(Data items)
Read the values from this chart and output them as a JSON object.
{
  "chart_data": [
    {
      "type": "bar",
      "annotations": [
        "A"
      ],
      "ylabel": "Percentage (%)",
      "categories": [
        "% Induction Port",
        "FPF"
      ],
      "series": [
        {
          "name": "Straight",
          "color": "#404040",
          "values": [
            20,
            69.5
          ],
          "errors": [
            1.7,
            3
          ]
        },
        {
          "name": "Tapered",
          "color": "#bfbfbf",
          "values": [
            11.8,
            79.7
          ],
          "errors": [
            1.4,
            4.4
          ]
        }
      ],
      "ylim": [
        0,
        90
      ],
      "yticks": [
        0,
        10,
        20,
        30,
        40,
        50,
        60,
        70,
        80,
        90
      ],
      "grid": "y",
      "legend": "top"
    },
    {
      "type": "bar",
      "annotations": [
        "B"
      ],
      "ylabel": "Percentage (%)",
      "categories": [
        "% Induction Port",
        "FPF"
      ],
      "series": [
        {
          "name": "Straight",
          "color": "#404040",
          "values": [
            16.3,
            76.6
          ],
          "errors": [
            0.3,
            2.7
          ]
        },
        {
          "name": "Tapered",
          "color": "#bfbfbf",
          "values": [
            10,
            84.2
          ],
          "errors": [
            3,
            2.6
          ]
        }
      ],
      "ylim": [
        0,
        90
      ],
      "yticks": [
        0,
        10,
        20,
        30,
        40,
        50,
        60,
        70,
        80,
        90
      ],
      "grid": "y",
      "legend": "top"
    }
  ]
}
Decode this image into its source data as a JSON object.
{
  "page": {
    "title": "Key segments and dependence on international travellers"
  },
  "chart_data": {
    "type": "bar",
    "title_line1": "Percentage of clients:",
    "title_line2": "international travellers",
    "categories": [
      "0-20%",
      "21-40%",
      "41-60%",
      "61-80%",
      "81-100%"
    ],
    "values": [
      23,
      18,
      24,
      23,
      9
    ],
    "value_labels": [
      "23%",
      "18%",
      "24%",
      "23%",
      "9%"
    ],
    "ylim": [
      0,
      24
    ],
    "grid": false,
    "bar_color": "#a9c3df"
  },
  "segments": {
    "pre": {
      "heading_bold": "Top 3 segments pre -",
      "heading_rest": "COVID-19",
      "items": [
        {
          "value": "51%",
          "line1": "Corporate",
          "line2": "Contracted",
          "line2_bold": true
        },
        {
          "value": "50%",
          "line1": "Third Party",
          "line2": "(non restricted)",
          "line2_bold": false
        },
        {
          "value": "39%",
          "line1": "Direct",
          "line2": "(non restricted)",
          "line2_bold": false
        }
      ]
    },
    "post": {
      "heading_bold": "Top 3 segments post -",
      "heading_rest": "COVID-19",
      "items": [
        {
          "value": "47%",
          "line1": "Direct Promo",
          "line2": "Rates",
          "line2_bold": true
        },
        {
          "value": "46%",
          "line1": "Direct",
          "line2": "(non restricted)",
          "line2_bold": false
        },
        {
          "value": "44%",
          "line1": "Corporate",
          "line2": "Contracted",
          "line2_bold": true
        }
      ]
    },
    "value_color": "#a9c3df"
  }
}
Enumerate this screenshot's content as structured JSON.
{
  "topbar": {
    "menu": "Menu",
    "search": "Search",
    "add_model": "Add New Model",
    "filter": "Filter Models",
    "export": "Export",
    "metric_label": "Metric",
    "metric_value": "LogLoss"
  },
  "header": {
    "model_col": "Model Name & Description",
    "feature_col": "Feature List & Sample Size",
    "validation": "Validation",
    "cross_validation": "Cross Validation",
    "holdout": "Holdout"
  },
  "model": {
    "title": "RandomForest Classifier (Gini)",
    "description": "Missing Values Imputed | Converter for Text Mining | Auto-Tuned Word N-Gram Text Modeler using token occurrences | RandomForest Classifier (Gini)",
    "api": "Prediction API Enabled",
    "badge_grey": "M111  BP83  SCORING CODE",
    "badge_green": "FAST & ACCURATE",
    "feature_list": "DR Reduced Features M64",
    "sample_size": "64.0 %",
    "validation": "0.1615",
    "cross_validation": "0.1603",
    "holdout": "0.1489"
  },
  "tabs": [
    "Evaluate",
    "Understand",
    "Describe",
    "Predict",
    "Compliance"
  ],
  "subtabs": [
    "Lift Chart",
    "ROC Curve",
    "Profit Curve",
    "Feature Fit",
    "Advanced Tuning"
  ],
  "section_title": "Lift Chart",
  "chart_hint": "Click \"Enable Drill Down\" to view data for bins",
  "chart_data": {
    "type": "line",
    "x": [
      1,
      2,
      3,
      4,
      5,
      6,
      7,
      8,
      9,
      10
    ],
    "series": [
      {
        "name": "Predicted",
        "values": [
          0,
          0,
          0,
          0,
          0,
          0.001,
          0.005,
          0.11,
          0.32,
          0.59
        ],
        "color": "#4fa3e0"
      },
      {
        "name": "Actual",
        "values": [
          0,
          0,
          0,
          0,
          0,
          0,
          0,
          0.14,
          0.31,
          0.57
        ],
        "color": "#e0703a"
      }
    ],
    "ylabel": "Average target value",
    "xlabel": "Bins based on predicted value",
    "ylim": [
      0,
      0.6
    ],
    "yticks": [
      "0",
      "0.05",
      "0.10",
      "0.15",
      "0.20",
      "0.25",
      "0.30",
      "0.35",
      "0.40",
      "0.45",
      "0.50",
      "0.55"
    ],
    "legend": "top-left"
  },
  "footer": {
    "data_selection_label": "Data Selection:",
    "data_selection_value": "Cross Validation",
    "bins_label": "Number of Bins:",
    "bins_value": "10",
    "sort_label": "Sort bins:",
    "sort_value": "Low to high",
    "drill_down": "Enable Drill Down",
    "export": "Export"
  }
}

--- Set exercise ---
Collect each line above holding the string "this".

--- Worked answer ---
Read the values from this chart and output them as a JSON object.
Decode this image into its source data as a JSON object.
Enumerate this screenshot's content as structured JSON.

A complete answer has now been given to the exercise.